▶ To be done:
Return every line below as is, leaving out the pictures.

===== Entries provided =====

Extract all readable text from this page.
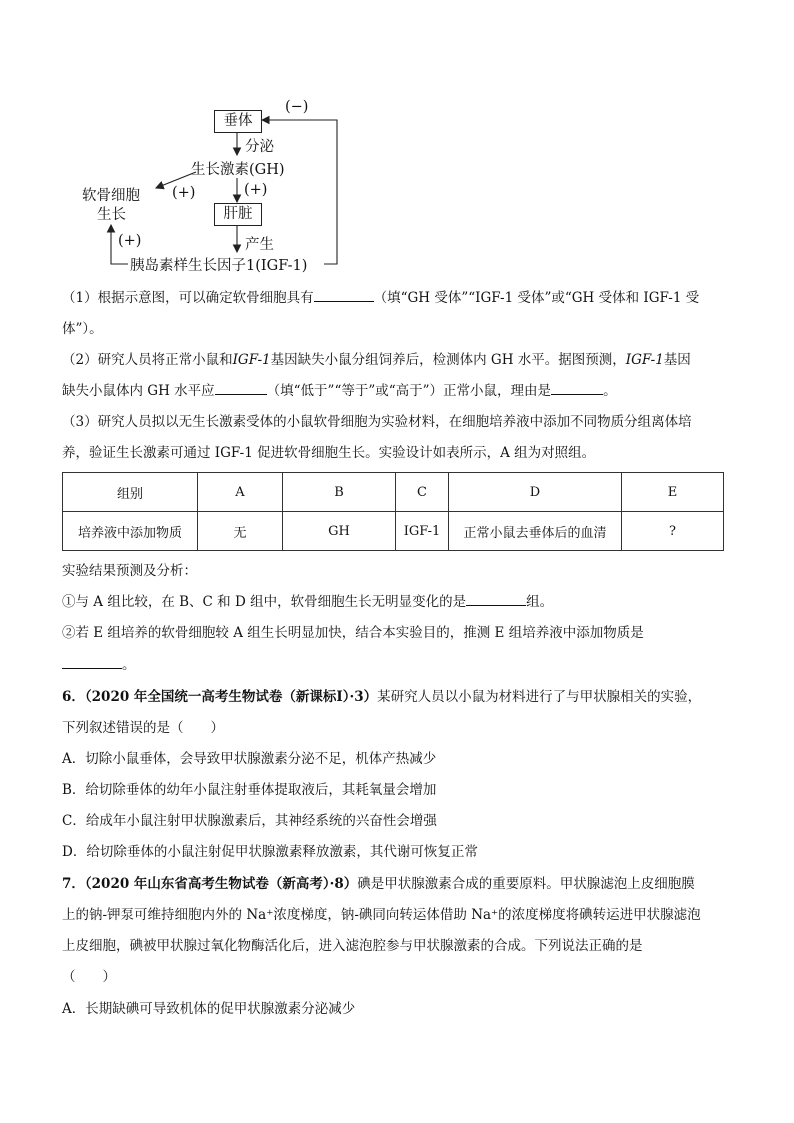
垂体
(−)
分泌
生长激素(GH)
软骨细胞
生长
(+)	(+)
肝脏
产生
(+)
胰岛素样生长因子1(IGF-1)
（1）根据示意图，可以确定软骨细胞具有	（填“GH 受体”“IGF-1 受体”或“GH 受体和 IGF-1 受
体”）。
（2）研究人员将正常小鼠和IGF-1基因缺失小鼠分组饲养后，检测体内 GH 水平。据图预测，IGF-1基因
缺失小鼠体内 GH 水平应	（填“低于”“等于”或“高于”）正常小鼠，理由是	。
（3）研究人员拟以无生长激素受体的小鼠软骨细胞为实验材料，在细胞培养液中添加不同物质分组离体培
养，验证生长激素可通过 IGF-1 促进软骨细胞生长。实验设计如表所示，A 组为对照组。
组别	A	B	C	D	E
培养液中添加物质	无	GH	IGF-1	正常小鼠去垂体后的血清	?
实验结果预测及分析：
①与 A 组比较，在 B、C 和 D 组中，软骨细胞生长无明显变化的是	组。
②若 E 组培养的软骨细胞较 A 组生长明显加快，结合本实验目的，推测 E 组培养液中添加物质是
。
6．（2020 年全国统一高考生物试卷（新课标Ⅰ）·3）某研究人员以小鼠为材料进行了与甲状腺相关的实验，
下列叙述错误的是（　　）
A．切除小鼠垂体，会导致甲状腺激素分泌不足，机体产热减少
B．给切除垂体的幼年小鼠注射垂体提取液后，其耗氧量会增加
C．给成年小鼠注射甲状腺激素后，其神经系统的兴奋性会增强
D．给切除垂体的小鼠注射促甲状腺激素释放激素，其代谢可恢复正常
7．（2020 年山东省高考生物试卷（新高考）·8）碘是甲状腺激素合成的重要原料。甲状腺滤泡上皮细胞膜
上的钠-钾泵可维持细胞内外的 Na⁺浓度梯度，钠-碘同向转运体借助 Na⁺的浓度梯度将碘转运进甲状腺滤泡
上皮细胞，碘被甲状腺过氧化物酶活化后，进入滤泡腔参与甲状腺激素的合成。下列说法正确的是
（　　）
A．长期缺碘可导致机体的促甲状腺激素分泌减少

=====

▶ Result of this task:
Extract all readable text from this page.
垂体
(−)
分泌
生长激素(GH)
软骨细胞
生长
(+)	(+)
肝脏
产生
(+)
胰岛素样生长因子1(IGF-1)
（1）根据示意图，可以确定软骨细胞具有	（填“GH 受体”“IGF-1 受体”或“GH 受体和 IGF-1 受
体”）。
（2）研究人员将正常小鼠和IGF-1基因缺失小鼠分组饲养后，检测体内 GH 水平。据图预测，IGF-1基因
缺失小鼠体内 GH 水平应	（填“低于”“等于”或“高于”）正常小鼠，理由是	。
（3）研究人员拟以无生长激素受体的小鼠软骨细胞为实验材料，在细胞培养液中添加不同物质分组离体培
养，验证生长激素可通过 IGF-1 促进软骨细胞生长。实验设计如表所示，A 组为对照组。
组别	A	B	C	D	E
培养液中添加物质	无	GH	IGF-1	正常小鼠去垂体后的血清	?
实验结果预测及分析：
①与 A 组比较，在 B、C 和 D 组中，软骨细胞生长无明显变化的是	组。
②若 E 组培养的软骨细胞较 A 组生长明显加快，结合本实验目的，推测 E 组培养液中添加物质是
。
6．（2020 年全国统一高考生物试卷（新课标Ⅰ）·3）某研究人员以小鼠为材料进行了与甲状腺相关的实验，
下列叙述错误的是（　　）
A．切除小鼠垂体，会导致甲状腺激素分泌不足，机体产热减少
B．给切除垂体的幼年小鼠注射垂体提取液后，其耗氧量会增加
C．给成年小鼠注射甲状腺激素后，其神经系统的兴奋性会增强
D．给切除垂体的小鼠注射促甲状腺激素释放激素，其代谢可恢复正常
7．（2020 年山东省高考生物试卷（新高考）·8）碘是甲状腺激素合成的重要原料。甲状腺滤泡上皮细胞膜
上的钠-钾泵可维持细胞内外的 Na⁺浓度梯度，钠-碘同向转运体借助 Na⁺的浓度梯度将碘转运进甲状腺滤泡
上皮细胞，碘被甲状腺过氧化物酶活化后，进入滤泡腔参与甲状腺激素的合成。下列说法正确的是
（　　）
A．长期缺碘可导致机体的促甲状腺激素分泌减少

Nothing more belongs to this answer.